## START

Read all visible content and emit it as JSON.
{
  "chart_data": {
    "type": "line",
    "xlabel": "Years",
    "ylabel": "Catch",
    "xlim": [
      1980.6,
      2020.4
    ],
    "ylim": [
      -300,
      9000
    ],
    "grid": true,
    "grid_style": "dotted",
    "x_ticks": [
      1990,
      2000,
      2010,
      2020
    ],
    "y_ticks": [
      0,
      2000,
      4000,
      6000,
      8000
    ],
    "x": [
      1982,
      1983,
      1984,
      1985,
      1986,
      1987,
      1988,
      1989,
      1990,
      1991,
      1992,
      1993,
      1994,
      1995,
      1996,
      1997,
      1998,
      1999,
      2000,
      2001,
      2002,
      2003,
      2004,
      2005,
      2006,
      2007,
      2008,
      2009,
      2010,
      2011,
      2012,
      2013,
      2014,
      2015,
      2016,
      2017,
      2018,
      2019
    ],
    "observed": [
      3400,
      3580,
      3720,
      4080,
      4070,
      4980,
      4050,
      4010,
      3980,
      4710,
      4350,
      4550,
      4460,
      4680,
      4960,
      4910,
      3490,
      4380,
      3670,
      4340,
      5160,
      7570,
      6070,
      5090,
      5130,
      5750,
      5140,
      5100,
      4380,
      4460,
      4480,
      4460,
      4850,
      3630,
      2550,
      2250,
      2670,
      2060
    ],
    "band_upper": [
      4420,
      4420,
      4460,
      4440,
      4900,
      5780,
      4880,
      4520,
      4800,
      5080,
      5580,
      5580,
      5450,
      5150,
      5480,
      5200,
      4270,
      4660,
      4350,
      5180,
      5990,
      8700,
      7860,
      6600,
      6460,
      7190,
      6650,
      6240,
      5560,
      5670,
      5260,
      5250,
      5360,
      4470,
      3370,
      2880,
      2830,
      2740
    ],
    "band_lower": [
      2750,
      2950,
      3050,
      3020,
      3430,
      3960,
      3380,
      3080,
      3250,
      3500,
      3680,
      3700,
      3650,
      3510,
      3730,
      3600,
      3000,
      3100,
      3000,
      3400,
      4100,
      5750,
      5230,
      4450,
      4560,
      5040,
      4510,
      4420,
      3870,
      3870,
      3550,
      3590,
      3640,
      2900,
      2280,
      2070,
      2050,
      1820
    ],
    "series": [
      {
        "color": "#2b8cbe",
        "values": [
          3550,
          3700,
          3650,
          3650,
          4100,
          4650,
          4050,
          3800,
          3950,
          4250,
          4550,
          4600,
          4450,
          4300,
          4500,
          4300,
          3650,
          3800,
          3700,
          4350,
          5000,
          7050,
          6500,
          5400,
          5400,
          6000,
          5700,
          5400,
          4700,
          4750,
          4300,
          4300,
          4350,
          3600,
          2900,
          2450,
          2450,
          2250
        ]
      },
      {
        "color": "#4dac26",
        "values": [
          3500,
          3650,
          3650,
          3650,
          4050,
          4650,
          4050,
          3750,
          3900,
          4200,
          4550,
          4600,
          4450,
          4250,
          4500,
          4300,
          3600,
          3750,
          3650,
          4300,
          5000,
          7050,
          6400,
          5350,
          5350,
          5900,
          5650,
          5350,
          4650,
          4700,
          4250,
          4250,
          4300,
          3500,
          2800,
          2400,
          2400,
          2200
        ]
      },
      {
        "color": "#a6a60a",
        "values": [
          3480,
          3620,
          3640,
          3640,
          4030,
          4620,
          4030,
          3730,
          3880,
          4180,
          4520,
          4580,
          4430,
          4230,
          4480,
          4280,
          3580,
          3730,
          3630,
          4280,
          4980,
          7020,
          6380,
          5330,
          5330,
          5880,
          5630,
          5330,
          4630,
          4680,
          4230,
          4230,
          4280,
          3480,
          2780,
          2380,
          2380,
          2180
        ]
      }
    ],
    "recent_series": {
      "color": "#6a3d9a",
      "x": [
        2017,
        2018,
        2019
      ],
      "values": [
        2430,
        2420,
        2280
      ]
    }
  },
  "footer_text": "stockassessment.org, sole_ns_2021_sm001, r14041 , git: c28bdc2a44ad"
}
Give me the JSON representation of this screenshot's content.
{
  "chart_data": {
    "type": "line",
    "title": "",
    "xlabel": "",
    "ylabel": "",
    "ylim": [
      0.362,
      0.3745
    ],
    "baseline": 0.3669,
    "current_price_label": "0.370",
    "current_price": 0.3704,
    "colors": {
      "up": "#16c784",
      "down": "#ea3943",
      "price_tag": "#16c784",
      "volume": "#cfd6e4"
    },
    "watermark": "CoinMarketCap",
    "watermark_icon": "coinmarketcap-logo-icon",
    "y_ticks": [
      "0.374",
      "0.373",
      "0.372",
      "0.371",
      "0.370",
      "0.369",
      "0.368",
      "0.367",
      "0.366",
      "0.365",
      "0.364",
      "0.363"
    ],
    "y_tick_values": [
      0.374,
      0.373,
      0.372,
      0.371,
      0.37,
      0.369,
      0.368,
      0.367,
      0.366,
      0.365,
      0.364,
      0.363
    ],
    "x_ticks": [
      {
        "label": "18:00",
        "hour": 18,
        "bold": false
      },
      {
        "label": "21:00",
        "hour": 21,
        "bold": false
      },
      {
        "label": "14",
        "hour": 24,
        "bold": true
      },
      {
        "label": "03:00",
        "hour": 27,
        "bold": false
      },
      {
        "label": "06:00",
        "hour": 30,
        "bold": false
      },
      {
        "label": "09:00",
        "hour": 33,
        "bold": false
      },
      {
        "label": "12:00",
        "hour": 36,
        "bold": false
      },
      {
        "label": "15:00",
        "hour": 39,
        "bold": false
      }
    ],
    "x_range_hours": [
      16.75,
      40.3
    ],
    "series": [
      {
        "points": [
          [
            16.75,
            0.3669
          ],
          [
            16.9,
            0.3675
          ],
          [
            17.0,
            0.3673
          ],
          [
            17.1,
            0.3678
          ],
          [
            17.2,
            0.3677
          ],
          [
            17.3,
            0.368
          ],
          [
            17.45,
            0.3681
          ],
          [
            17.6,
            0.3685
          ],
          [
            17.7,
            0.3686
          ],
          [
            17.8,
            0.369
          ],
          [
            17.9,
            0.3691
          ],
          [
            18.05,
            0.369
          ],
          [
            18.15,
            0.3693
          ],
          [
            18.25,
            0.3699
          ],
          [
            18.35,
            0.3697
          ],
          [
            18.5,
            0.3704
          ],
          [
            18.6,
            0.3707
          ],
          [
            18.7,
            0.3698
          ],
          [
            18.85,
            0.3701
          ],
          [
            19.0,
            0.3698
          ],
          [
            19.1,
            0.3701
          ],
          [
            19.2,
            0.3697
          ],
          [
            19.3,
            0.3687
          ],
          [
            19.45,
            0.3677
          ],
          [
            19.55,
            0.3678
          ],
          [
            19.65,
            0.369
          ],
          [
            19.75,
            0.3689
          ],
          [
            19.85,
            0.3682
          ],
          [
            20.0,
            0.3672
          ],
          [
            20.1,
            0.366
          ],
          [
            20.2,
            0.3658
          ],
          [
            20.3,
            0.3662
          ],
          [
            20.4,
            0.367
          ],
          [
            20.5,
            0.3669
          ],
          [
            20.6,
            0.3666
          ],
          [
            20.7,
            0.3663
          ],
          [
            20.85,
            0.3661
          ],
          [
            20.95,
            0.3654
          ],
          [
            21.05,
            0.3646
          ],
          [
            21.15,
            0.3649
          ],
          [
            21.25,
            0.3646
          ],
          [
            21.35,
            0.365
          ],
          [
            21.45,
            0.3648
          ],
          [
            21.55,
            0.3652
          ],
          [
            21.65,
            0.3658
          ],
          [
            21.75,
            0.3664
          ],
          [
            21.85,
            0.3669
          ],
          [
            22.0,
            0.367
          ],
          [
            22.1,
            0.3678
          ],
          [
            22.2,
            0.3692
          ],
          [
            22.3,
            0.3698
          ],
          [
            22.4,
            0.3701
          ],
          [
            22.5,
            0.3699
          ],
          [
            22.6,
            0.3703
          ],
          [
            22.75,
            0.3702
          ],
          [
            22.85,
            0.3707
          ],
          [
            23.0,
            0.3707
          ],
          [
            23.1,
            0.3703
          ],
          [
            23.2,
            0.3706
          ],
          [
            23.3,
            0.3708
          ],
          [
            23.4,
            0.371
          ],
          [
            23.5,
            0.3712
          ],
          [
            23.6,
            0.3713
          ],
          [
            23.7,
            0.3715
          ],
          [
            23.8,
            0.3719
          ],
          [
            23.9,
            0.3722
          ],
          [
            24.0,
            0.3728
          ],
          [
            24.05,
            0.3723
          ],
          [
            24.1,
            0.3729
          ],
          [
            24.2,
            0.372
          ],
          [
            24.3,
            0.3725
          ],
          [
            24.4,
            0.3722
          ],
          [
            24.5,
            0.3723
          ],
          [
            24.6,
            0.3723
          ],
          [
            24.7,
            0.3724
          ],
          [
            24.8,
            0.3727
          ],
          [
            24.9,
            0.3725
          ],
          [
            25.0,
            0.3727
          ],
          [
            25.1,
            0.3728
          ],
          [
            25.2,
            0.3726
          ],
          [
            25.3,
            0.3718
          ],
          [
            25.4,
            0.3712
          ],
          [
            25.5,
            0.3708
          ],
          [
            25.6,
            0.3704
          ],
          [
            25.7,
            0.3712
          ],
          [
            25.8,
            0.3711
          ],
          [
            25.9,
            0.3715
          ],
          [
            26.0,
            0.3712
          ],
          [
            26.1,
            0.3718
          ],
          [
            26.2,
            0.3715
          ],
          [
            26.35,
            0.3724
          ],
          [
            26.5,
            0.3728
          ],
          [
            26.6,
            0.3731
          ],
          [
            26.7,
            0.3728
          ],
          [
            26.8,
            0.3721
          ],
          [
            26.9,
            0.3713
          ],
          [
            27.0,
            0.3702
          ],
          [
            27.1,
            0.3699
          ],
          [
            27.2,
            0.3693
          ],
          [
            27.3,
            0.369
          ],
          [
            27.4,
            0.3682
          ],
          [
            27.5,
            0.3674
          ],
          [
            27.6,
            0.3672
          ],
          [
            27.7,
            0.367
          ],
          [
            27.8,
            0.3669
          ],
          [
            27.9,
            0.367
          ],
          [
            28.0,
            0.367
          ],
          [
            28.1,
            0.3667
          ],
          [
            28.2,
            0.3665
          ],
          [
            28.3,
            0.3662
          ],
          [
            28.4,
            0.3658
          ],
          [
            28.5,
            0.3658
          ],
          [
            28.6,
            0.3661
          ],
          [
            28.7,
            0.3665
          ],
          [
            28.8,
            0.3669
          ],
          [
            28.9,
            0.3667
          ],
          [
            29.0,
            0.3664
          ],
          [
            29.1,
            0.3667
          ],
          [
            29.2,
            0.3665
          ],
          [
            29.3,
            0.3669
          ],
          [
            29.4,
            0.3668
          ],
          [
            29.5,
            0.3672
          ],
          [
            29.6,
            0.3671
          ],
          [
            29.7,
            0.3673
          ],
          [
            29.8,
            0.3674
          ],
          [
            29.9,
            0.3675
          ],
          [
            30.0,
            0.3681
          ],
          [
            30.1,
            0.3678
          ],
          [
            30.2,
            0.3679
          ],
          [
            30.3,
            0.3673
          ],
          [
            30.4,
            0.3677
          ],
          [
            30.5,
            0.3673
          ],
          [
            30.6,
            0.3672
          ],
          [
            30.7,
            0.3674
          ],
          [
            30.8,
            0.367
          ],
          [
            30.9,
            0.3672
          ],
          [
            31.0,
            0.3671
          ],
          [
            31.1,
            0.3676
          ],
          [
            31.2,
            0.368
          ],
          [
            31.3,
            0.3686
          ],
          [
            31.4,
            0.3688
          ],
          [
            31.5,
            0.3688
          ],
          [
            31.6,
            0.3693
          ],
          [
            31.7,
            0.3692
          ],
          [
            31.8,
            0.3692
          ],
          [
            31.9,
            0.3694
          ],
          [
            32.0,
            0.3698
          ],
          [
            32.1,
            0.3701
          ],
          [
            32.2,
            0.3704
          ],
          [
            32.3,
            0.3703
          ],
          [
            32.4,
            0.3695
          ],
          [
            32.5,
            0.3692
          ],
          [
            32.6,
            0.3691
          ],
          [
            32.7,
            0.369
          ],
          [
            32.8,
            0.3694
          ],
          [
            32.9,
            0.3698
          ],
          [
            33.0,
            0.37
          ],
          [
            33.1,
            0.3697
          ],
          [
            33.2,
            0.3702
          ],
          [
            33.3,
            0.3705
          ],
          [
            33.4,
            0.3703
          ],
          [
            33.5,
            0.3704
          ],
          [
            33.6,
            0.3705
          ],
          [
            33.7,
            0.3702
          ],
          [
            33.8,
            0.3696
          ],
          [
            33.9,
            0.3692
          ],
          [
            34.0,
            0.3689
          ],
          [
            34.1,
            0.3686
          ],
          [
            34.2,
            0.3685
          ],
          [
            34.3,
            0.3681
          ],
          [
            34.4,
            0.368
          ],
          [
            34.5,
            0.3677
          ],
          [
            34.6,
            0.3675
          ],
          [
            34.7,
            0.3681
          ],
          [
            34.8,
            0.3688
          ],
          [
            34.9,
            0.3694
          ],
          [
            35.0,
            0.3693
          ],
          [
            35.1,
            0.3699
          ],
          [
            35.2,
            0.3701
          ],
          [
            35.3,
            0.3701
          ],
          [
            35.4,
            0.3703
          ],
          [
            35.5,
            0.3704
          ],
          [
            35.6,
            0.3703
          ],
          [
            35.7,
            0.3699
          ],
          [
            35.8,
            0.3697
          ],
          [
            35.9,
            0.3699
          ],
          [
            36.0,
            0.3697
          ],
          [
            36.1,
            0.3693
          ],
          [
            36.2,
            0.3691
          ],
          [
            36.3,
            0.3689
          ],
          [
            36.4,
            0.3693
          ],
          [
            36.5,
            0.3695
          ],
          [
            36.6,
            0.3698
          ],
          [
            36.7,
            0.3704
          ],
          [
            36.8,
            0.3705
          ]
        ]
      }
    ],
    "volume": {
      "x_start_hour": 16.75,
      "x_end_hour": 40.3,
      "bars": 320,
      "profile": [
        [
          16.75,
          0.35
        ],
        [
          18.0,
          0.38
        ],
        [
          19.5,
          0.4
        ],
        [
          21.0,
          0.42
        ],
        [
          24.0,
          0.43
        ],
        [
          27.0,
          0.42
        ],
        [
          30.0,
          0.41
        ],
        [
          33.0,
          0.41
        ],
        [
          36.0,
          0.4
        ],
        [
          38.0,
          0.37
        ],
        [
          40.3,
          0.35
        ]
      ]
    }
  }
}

## END

Return all lines containing the word "content".

Read all visible content and emit it as JSON.
Give me the JSON representation of this screenshot's content.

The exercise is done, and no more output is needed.